**WHAT IS ASKED**:
Your answer should be one number: how many lines of the data include the string "имѣть"?

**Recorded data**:
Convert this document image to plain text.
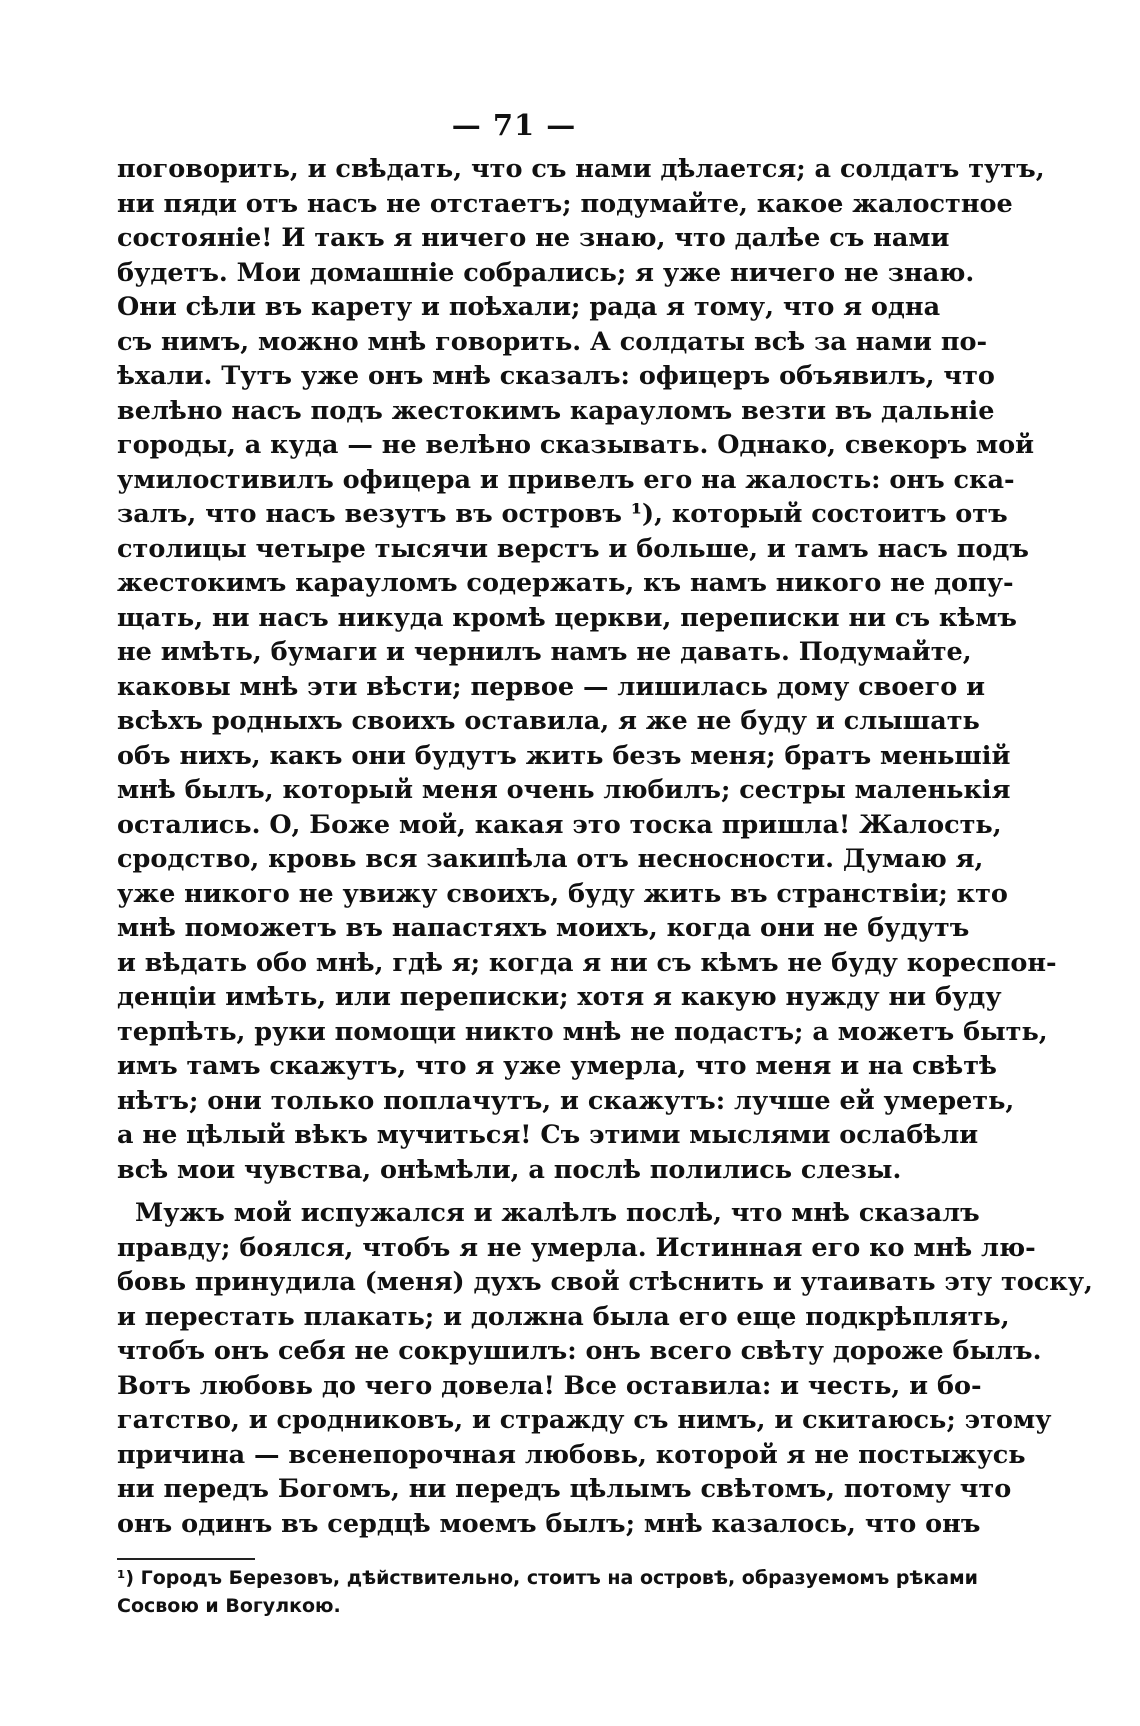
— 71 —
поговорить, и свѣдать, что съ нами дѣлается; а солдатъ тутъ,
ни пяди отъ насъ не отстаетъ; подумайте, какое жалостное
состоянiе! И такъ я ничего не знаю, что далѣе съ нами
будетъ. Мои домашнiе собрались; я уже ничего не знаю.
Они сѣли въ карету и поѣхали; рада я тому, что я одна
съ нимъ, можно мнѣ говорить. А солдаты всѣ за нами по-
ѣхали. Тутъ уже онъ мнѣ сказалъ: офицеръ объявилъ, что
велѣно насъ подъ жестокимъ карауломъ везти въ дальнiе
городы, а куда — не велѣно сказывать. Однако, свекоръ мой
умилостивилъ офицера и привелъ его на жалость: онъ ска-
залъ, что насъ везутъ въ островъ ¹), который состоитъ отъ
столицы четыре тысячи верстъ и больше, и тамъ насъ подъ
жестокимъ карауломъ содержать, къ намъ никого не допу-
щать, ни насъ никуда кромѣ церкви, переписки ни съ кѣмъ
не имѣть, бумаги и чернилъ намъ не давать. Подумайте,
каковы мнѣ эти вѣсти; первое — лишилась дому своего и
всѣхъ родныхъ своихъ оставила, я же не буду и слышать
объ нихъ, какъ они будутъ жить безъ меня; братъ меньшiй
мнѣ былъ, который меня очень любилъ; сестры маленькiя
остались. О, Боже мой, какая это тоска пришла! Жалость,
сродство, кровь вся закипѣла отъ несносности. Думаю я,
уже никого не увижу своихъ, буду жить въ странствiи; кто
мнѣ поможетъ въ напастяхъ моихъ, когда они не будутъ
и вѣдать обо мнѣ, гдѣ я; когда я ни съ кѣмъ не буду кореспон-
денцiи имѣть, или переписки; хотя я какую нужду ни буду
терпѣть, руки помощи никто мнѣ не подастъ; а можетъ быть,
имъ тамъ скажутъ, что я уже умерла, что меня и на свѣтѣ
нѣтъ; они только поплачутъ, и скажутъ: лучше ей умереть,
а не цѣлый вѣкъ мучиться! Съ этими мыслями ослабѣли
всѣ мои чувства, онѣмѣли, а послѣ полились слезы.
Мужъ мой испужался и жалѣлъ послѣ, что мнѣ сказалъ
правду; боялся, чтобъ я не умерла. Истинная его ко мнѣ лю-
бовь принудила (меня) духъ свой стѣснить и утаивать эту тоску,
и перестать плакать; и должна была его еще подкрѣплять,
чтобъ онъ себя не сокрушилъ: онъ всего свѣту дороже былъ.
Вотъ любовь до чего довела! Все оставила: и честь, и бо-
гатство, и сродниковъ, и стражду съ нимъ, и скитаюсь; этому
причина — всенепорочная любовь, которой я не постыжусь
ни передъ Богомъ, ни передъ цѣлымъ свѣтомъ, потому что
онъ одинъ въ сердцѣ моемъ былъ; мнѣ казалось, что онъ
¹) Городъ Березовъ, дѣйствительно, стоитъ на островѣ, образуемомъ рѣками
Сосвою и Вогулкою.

==

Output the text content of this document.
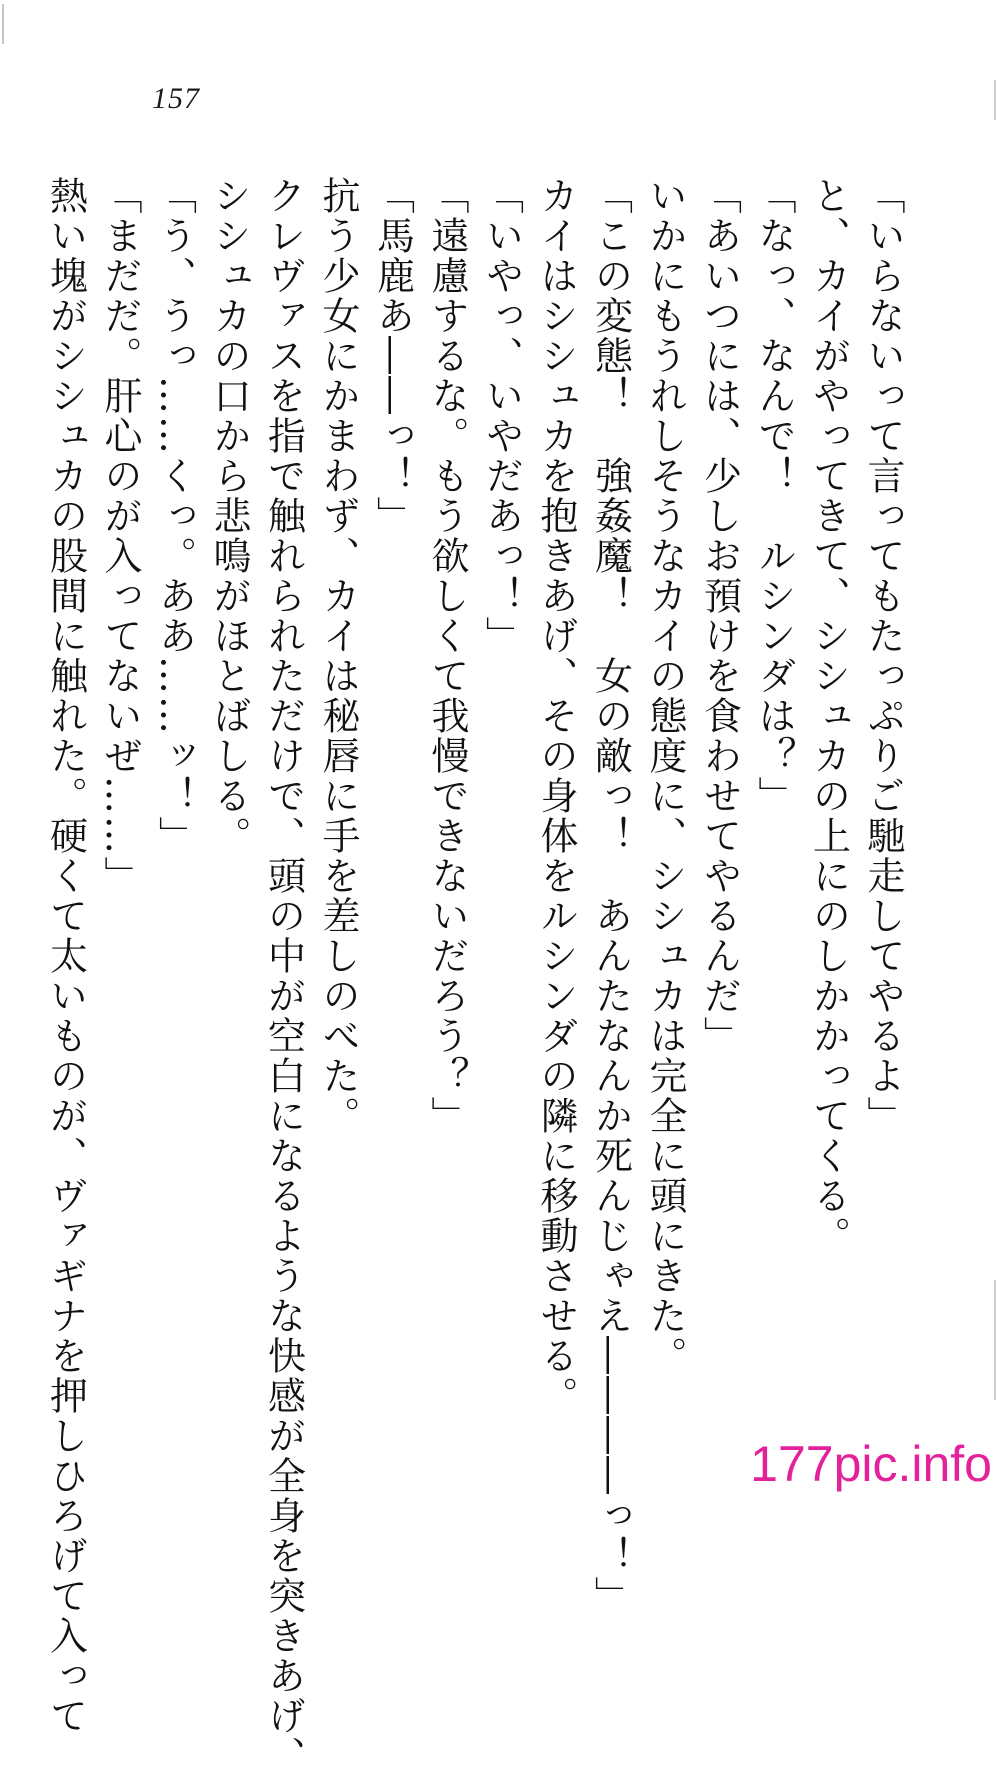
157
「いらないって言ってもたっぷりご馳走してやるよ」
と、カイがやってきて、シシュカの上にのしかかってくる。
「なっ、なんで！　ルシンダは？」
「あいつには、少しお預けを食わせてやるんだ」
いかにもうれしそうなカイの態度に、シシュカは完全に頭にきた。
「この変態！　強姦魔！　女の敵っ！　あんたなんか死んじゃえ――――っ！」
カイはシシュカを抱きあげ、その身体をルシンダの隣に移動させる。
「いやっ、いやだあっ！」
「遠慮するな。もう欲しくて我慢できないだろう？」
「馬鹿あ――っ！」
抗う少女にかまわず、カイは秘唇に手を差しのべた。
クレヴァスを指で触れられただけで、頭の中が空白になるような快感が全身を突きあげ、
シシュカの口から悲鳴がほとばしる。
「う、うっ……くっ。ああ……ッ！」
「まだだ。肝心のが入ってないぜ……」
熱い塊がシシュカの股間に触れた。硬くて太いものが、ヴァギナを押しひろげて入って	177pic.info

==

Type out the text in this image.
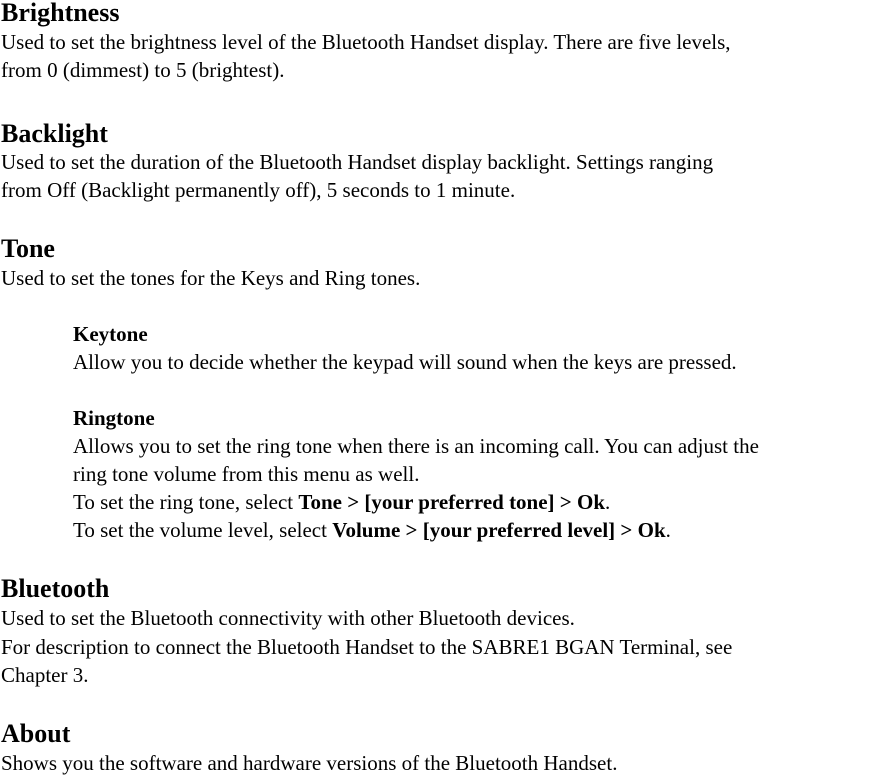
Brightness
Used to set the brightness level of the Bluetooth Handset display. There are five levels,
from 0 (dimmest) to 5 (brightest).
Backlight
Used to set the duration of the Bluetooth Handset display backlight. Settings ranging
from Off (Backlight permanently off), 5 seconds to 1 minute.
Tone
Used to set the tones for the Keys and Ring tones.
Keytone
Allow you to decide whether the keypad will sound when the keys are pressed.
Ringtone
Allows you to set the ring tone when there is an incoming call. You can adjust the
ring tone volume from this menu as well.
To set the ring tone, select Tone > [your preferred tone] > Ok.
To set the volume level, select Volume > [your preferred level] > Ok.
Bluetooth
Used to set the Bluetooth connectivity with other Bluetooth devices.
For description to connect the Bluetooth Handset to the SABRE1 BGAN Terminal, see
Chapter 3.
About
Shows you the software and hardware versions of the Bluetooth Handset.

**COMPLETED EXERCISE**:
2